TASK DETAILS: Skip the pictures and repeat each line of the data exactly.

Stored entries:

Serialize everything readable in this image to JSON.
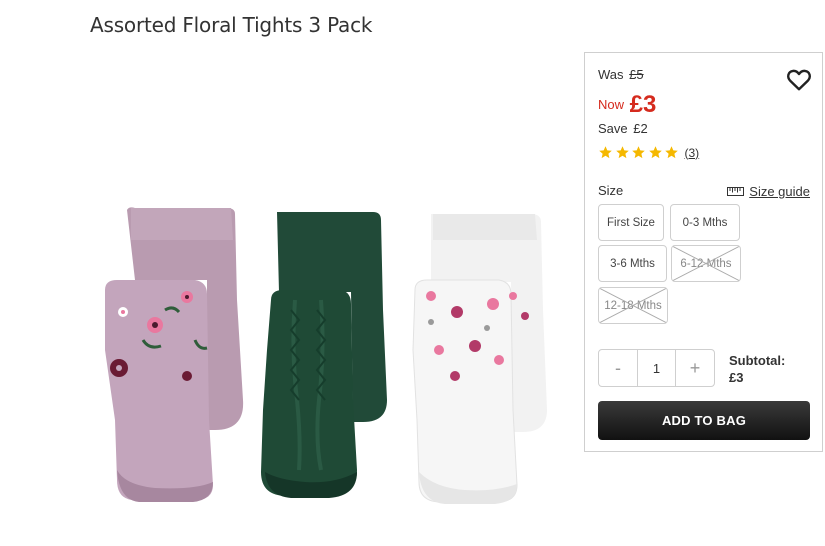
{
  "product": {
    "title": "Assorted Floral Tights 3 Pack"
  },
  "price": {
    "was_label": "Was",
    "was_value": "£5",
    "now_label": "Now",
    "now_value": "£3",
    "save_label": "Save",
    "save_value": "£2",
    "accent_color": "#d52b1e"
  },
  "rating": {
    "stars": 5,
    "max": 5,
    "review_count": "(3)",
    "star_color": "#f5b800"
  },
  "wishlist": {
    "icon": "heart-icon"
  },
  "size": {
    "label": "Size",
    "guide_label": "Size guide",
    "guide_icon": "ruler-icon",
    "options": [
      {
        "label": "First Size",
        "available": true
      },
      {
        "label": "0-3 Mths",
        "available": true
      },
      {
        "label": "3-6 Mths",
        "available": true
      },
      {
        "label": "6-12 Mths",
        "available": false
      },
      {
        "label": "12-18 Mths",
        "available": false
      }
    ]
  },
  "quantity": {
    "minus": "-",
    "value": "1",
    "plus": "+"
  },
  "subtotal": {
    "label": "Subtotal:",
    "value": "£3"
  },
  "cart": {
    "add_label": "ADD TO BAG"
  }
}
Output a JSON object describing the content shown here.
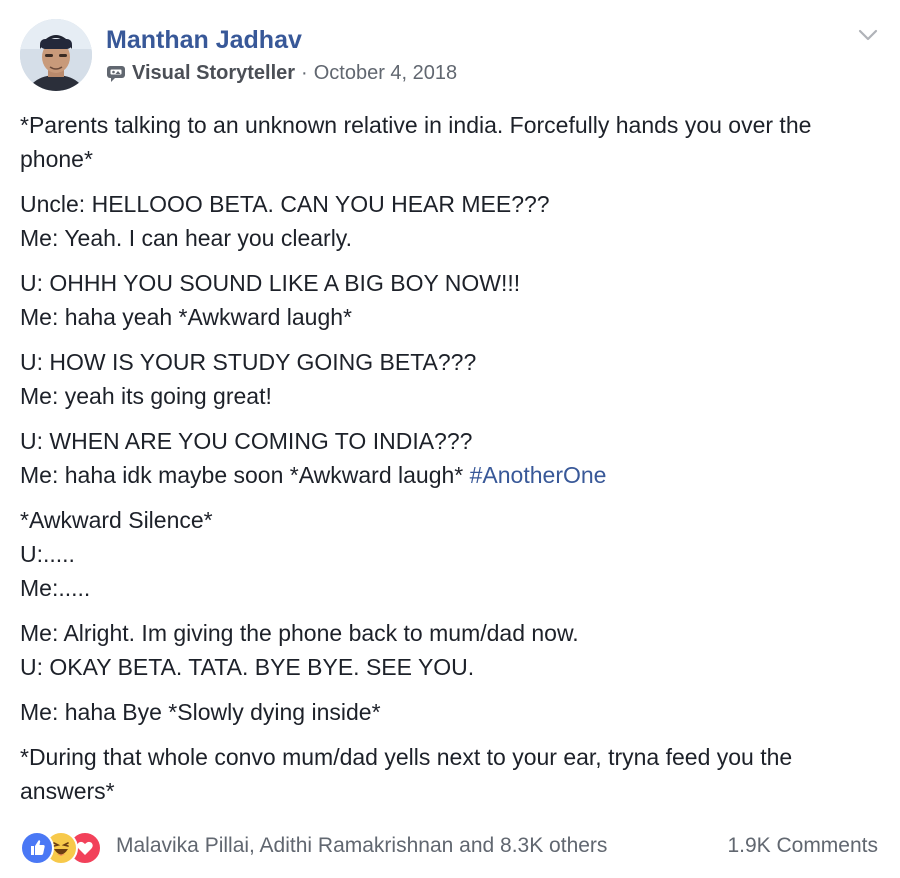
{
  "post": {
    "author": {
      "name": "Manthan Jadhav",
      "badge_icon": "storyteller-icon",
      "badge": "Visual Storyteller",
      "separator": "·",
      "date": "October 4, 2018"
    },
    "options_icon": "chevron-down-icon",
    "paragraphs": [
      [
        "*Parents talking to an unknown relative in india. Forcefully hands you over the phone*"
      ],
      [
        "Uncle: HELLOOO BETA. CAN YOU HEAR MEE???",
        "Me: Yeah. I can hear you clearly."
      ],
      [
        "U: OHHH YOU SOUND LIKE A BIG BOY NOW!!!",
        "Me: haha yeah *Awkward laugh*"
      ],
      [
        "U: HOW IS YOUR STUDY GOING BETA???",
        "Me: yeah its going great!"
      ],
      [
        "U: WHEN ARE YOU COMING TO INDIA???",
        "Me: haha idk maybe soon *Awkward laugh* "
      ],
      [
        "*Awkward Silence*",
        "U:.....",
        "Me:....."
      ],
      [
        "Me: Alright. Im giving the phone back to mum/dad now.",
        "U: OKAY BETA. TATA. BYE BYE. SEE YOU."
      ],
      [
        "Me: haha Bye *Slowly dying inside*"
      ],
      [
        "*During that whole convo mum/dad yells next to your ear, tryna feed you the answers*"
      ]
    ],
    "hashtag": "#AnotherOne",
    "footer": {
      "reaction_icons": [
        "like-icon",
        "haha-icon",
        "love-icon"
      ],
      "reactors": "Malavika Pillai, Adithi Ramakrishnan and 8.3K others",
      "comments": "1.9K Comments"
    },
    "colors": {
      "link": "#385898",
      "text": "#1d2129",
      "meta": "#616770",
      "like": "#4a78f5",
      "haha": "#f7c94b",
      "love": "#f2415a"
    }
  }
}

RESPONSE TO THE TASK:
Serialize everything readable in this image to JSON.
{
  "product": {
    "title": "Assorted Floral Tights 3 Pack"
  },
  "price": {
    "was_label": "Was",
    "was_value": "£5",
    "now_label": "Now",
    "now_value": "£3",
    "save_label": "Save",
    "save_value": "£2",
    "accent_color": "#d52b1e"
  },
  "rating": {
    "stars": 5,
    "max": 5,
    "review_count": "(3)",
    "star_color": "#f5b800"
  },
  "wishlist": {
    "icon": "heart-icon"
  },
  "size": {
    "label": "Size",
    "guide_label": "Size guide",
    "guide_icon": "ruler-icon",
    "options": [
      {
        "label": "First Size",
        "available": true
      },
      {
        "label": "0-3 Mths",
        "available": true
      },
      {
        "label": "3-6 Mths",
        "available": true
      },
      {
        "label": "6-12 Mths",
        "available": false
      },
      {
        "label": "12-18 Mths",
        "available": false
      }
    ]
  },
  "quantity": {
    "minus": "-",
    "value": "1",
    "plus": "+"
  },
  "subtotal": {
    "label": "Subtotal:",
    "value": "£3"
  },
  "cart": {
    "add_label": "ADD TO BAG"
  }
}
Output a JSON object describing the content shown here.
{
  "post": {
    "author": {
      "name": "Manthan Jadhav",
      "badge_icon": "storyteller-icon",
      "badge": "Visual Storyteller",
      "separator": "·",
      "date": "October 4, 2018"
    },
    "options_icon": "chevron-down-icon",
    "paragraphs": [
      [
        "*Parents talking to an unknown relative in india. Forcefully hands you over the phone*"
      ],
      [
        "Uncle: HELLOOO BETA. CAN YOU HEAR MEE???",
        "Me: Yeah. I can hear you clearly."
      ],
      [
        "U: OHHH YOU SOUND LIKE A BIG BOY NOW!!!",
        "Me: haha yeah *Awkward laugh*"
      ],
      [
        "U: HOW IS YOUR STUDY GOING BETA???",
        "Me: yeah its going great!"
      ],
      [
        "U: WHEN ARE YOU COMING TO INDIA???",
        "Me: haha idk maybe soon *Awkward laugh* "
      ],
      [
        "*Awkward Silence*",
        "U:.....",
        "Me:....."
      ],
      [
        "Me: Alright. Im giving the phone back to mum/dad now.",
        "U: OKAY BETA. TATA. BYE BYE. SEE YOU."
      ],
      [
        "Me: haha Bye *Slowly dying inside*"
      ],
      [
        "*During that whole convo mum/dad yells next to your ear, tryna feed you the answers*"
      ]
    ],
    "hashtag": "#AnotherOne",
    "footer": {
      "reaction_icons": [
        "like-icon",
        "haha-icon",
        "love-icon"
      ],
      "reactors": "Malavika Pillai, Adithi Ramakrishnan and 8.3K others",
      "comments": "1.9K Comments"
    },
    "colors": {
      "link": "#385898",
      "text": "#1d2129",
      "meta": "#616770",
      "like": "#4a78f5",
      "haha": "#f7c94b",
      "love": "#f2415a"
    }
  }
}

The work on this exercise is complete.